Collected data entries

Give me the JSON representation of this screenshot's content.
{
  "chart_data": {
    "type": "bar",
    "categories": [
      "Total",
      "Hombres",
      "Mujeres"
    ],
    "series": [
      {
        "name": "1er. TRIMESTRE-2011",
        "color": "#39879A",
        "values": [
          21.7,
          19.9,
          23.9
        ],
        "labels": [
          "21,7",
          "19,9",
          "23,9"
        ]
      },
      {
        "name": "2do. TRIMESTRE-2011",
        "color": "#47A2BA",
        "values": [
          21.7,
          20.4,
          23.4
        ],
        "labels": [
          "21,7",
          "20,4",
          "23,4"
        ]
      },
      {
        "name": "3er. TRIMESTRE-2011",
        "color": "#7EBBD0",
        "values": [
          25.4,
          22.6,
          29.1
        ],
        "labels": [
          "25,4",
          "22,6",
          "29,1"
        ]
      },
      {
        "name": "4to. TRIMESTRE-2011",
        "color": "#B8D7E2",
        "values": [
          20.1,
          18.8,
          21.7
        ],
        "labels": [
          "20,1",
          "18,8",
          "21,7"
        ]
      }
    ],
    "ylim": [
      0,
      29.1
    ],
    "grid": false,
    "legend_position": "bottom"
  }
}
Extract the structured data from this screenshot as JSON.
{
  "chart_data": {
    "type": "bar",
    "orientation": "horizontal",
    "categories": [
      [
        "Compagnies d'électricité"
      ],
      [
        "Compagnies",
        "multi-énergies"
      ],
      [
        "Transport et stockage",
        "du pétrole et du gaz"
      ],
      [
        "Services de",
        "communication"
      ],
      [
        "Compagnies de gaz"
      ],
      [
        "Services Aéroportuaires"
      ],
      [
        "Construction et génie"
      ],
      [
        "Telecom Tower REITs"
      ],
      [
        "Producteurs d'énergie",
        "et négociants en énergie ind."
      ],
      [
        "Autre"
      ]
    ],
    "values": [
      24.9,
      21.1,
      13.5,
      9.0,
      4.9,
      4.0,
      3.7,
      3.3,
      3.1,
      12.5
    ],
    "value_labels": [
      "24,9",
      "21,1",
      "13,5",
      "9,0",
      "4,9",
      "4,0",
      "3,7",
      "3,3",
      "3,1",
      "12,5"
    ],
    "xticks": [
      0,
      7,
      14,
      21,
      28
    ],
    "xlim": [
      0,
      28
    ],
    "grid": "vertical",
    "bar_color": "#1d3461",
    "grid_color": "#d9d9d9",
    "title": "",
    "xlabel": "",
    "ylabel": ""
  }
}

Prompt
Among the records above, how many lines carry the string "name"? Reply with the number alone.

Result
4